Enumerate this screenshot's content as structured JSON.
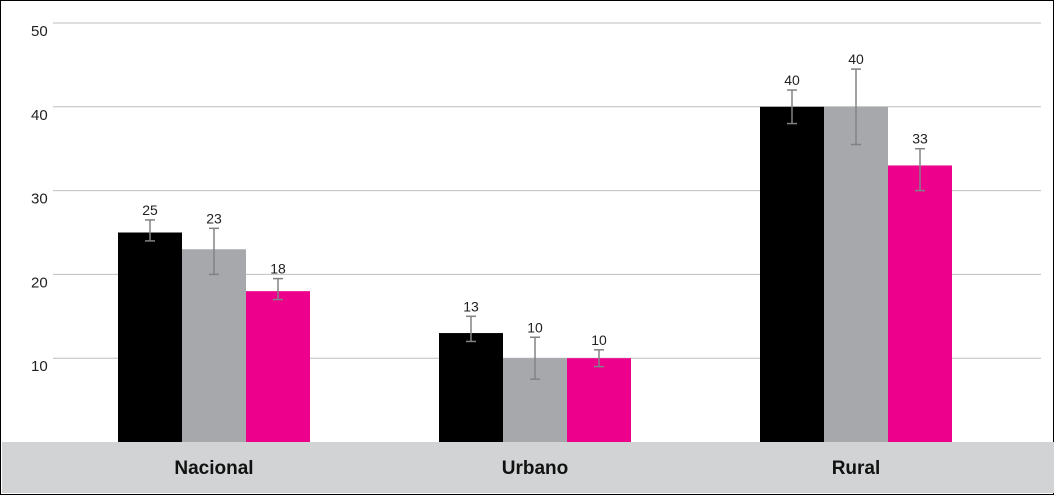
{
  "chart_data": {
    "type": "bar",
    "categories": [
      "Nacional",
      "Urbano",
      "Rural"
    ],
    "series": [
      {
        "color": "#000000",
        "values": [
          25,
          13,
          40
        ],
        "error_low": [
          24,
          12,
          38
        ],
        "error_high": [
          26.5,
          15,
          42
        ],
        "labels": [
          "25",
          "13",
          "40"
        ]
      },
      {
        "color": "#a6a8ab",
        "values": [
          23,
          10,
          40
        ],
        "error_low": [
          20,
          7.5,
          35.5
        ],
        "error_high": [
          25.5,
          12.5,
          44.5
        ],
        "labels": [
          "23",
          "10",
          "40"
        ]
      },
      {
        "color": "#ec008c",
        "values": [
          18,
          10,
          33
        ],
        "error_low": [
          17,
          9,
          30
        ],
        "error_high": [
          19.5,
          11,
          35
        ],
        "labels": [
          "18",
          "10",
          "33"
        ]
      }
    ],
    "y_ticks": [
      "10",
      "20",
      "30",
      "40",
      "50"
    ],
    "ylim": [
      0,
      50
    ],
    "grid": true,
    "category_band_color": "#d1d3d4"
  }
}
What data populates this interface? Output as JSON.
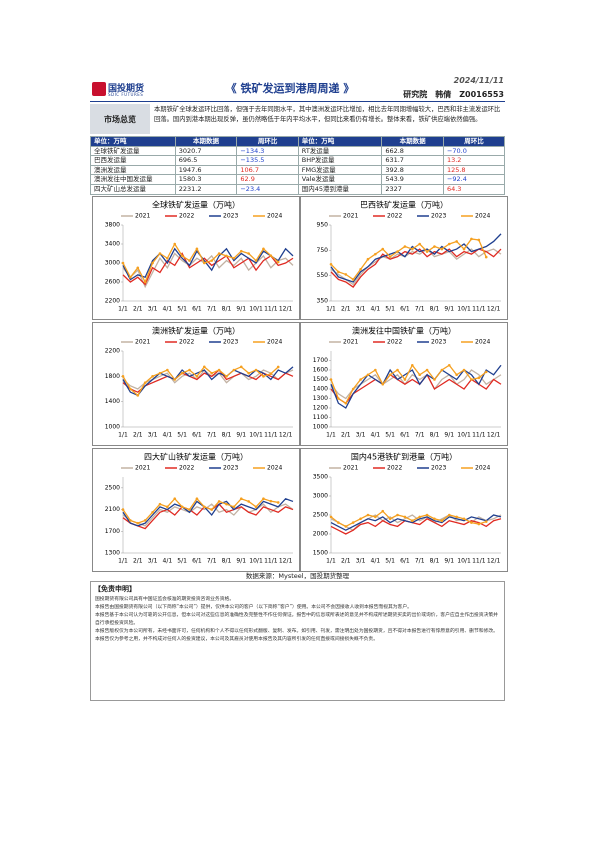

====================

◆ **GIVEN REQUEST**: Write every entry out again exactly, dropping the pictures.

◆ **SOLUTION FOR THIS EXERCISE**:
Enumerate this screenshot's content as structured JSON.
{
  "chart_data": {
    "type": "bar",
    "categories": [
      "Nacional",
      "Urbano",
      "Rural"
    ],
    "series": [
      {
        "color": "#000000",
        "values": [
          25,
          13,
          40
        ],
        "error_low": [
          24,
          12,
          38
        ],
        "error_high": [
          26.5,
          15,
          42
        ],
        "labels": [
          "25",
          "13",
          "40"
        ]
      },
      {
        "color": "#a6a8ab",
        "values": [
          23,
          10,
          40
        ],
        "error_low": [
          20,
          7.5,
          35.5
        ],
        "error_high": [
          25.5,
          12.5,
          44.5
        ],
        "labels": [
          "23",
          "10",
          "40"
        ]
      },
      {
        "color": "#ec008c",
        "values": [
          18,
          10,
          33
        ],
        "error_low": [
          17,
          9,
          30
        ],
        "error_high": [
          19.5,
          11,
          35
        ],
        "labels": [
          "18",
          "10",
          "33"
        ]
      }
    ],
    "y_ticks": [
      "10",
      "20",
      "30",
      "40",
      "50"
    ],
    "ylim": [
      0,
      50
    ],
    "grid": true,
    "category_band_color": "#d1d3d4"
  }
}
What data populates this interface? Output as JSON.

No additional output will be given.